### AIM
Wherever "panel" appears in a line, list that line.

### DATASET RECORDS
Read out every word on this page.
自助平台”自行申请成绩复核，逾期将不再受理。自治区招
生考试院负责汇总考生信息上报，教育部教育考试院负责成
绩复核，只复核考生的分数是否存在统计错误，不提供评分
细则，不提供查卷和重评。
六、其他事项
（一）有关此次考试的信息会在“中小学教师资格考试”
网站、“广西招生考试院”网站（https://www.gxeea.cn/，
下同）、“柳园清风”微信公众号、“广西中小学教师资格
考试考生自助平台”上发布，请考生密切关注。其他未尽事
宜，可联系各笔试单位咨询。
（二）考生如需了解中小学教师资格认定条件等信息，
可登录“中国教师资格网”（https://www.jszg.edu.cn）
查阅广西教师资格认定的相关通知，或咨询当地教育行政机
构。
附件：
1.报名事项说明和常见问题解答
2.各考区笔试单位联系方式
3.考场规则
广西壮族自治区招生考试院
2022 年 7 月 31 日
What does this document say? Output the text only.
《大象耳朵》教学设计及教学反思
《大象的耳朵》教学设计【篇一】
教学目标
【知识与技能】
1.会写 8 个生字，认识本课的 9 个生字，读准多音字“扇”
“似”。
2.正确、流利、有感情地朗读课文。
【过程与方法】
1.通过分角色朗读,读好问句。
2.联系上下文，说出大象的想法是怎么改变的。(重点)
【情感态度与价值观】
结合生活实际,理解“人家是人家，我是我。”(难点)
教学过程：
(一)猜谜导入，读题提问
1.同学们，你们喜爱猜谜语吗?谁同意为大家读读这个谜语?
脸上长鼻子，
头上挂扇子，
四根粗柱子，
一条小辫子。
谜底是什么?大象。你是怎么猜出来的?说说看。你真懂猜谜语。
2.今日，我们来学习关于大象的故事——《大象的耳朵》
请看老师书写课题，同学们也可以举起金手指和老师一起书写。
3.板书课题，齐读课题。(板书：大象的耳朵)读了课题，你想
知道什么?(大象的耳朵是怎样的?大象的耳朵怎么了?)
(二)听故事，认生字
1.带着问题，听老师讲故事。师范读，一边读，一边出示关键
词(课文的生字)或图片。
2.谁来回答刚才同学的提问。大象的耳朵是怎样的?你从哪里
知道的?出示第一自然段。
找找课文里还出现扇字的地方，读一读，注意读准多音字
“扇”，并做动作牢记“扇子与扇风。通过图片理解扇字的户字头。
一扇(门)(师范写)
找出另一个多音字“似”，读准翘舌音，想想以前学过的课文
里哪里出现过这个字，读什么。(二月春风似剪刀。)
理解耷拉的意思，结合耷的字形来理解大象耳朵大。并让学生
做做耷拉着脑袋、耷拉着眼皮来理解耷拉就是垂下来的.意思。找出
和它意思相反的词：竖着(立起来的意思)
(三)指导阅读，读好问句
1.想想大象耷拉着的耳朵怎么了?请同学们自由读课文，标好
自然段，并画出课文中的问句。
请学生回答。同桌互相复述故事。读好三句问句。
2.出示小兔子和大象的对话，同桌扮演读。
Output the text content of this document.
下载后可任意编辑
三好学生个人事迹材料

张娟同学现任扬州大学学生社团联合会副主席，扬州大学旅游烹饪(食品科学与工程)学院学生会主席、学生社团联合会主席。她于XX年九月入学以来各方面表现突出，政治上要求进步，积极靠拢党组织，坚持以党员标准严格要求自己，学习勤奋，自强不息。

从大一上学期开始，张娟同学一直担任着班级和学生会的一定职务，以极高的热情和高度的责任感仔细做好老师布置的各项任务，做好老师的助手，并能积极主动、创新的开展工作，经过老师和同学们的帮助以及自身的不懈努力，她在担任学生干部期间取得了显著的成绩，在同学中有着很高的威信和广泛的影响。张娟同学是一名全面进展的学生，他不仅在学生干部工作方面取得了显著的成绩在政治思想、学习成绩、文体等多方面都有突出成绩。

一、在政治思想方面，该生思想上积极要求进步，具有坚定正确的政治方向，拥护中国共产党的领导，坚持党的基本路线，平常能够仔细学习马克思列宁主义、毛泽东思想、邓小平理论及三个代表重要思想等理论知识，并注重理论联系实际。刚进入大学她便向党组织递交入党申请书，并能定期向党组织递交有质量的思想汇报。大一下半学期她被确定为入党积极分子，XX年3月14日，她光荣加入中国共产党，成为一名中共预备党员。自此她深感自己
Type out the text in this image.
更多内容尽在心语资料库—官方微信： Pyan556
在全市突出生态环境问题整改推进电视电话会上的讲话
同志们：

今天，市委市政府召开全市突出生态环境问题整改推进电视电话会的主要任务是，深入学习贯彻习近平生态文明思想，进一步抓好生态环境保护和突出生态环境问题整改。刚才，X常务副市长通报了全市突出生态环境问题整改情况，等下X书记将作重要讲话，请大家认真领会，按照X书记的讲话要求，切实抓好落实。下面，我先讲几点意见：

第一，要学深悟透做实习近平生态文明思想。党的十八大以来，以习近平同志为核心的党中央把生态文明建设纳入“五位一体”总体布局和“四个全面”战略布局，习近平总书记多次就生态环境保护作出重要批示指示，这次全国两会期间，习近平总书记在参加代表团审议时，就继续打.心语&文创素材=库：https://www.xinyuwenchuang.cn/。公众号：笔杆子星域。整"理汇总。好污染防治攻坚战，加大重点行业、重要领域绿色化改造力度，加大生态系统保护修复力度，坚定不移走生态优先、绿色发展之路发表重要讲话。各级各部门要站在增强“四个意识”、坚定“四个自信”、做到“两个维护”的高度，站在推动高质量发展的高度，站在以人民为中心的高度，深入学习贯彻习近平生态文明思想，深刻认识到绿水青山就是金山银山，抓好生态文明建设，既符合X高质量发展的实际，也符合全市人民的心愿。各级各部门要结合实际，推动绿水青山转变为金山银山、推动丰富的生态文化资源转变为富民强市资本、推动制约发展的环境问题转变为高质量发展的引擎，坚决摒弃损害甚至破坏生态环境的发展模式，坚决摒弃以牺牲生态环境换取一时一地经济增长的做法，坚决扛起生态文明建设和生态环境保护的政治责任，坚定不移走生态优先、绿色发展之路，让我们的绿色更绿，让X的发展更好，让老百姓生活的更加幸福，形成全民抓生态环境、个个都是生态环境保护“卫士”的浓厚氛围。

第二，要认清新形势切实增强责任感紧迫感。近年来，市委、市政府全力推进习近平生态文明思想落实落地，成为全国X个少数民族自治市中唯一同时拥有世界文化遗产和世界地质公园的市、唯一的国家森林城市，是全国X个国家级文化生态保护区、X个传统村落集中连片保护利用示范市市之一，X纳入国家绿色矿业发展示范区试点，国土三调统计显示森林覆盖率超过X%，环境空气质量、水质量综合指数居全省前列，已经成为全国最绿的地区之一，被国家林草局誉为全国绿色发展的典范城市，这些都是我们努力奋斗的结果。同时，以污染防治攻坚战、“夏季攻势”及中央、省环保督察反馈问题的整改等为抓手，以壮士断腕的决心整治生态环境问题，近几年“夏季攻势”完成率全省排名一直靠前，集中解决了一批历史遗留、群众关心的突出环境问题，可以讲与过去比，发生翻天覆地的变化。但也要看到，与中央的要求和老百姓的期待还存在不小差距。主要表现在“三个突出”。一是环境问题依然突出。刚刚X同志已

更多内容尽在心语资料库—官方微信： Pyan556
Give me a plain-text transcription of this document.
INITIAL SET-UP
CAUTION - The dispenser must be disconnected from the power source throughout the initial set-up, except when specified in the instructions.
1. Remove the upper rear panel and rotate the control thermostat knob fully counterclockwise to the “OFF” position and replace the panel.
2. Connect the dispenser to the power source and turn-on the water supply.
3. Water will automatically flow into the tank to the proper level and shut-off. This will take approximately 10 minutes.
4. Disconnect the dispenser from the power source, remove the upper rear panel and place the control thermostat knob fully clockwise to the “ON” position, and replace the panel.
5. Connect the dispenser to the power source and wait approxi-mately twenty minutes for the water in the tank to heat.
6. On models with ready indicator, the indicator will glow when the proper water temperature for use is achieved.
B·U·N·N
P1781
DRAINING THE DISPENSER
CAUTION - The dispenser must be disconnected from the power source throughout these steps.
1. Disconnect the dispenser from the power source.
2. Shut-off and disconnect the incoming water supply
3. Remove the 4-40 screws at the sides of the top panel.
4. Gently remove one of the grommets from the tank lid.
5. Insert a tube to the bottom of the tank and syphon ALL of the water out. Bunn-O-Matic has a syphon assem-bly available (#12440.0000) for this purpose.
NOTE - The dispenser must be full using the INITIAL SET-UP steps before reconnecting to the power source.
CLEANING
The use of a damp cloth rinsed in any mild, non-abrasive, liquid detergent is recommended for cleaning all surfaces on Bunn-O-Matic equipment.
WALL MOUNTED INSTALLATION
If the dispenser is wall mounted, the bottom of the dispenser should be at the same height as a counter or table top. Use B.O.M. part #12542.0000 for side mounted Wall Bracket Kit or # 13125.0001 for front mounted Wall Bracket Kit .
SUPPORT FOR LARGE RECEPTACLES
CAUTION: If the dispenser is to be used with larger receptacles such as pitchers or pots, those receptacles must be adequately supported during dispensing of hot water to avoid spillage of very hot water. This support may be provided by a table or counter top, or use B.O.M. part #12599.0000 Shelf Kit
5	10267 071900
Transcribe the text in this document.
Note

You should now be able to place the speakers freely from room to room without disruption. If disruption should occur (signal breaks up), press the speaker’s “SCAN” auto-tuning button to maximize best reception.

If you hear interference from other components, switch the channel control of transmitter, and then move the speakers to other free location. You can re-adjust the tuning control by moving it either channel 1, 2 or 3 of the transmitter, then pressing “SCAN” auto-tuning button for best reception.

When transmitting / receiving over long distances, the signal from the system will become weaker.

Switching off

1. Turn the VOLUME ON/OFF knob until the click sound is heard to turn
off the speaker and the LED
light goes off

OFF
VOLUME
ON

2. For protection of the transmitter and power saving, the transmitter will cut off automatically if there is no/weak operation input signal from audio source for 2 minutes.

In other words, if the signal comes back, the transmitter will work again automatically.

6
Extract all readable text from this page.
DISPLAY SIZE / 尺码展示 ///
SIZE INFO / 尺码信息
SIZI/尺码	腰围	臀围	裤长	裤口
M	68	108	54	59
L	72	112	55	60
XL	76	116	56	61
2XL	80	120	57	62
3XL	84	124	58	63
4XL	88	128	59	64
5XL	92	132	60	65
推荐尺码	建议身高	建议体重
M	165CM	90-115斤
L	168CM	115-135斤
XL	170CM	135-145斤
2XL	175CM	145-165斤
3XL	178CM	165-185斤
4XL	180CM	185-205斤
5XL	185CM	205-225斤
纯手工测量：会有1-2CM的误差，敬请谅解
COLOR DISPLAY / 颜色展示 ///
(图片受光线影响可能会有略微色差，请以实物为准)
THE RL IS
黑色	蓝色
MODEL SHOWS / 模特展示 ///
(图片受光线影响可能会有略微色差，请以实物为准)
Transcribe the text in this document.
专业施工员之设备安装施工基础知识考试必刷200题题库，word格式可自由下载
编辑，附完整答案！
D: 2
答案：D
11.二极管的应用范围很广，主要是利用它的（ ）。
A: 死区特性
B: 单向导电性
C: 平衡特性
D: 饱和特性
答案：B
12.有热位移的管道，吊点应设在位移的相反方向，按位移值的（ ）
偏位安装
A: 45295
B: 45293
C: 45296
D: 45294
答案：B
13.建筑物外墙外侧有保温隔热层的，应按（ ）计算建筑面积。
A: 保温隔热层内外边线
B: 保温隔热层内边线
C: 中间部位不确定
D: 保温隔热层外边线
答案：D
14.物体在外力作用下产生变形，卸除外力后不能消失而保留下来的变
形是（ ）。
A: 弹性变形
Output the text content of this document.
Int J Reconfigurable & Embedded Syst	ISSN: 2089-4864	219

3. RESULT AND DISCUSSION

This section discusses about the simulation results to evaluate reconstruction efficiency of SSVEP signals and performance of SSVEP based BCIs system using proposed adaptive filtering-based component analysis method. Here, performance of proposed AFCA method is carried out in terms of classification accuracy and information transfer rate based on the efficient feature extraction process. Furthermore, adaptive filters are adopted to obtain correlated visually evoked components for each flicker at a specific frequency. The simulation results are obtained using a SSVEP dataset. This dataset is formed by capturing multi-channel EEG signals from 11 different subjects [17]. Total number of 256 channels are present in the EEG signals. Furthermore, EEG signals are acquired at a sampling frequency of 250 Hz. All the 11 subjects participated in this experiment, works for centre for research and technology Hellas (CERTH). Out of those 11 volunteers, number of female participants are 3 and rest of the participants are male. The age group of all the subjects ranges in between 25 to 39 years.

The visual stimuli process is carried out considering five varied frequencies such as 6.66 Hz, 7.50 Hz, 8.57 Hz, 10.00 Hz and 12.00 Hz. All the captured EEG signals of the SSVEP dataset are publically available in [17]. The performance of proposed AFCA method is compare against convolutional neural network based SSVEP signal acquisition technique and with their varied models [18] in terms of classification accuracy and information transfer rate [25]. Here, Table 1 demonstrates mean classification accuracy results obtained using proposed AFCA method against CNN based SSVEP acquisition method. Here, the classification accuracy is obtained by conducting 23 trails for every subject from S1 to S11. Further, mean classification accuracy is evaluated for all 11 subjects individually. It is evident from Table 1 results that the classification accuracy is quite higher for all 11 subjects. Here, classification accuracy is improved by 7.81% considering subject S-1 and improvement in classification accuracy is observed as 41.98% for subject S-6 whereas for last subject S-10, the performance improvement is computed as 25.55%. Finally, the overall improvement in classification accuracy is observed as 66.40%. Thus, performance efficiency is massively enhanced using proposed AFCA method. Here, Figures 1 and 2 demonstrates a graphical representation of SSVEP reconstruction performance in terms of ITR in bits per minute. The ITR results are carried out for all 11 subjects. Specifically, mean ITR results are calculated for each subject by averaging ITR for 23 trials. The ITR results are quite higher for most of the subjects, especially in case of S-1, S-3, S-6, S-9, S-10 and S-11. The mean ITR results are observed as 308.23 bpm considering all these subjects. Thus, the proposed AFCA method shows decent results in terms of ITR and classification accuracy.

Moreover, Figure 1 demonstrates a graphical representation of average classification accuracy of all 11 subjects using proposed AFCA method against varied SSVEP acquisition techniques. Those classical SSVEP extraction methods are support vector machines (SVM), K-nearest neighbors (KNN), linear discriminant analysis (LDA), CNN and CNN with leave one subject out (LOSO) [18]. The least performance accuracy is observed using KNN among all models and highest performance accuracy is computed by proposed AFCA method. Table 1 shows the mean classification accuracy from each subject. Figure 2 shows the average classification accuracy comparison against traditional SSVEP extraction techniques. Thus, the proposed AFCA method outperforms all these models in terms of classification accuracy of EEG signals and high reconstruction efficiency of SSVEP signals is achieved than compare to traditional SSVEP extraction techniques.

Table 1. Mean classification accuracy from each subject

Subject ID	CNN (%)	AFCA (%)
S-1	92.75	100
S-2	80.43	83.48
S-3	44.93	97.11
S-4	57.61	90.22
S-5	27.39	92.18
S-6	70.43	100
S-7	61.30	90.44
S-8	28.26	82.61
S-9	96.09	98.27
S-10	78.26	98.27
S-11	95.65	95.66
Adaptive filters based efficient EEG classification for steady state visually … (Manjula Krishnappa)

### IN RESPONSE
1. Remove the upper rear panel and rotate the control thermostat knob fully counterclockwise to the “OFF” position and replace the panel.
4. Disconnect the dispenser from the power source, remove the upper rear panel and place the control thermostat knob fully clockwise to the “ON” position, and replace the panel.
3. Remove the 4-40 screws at the sides of the top panel.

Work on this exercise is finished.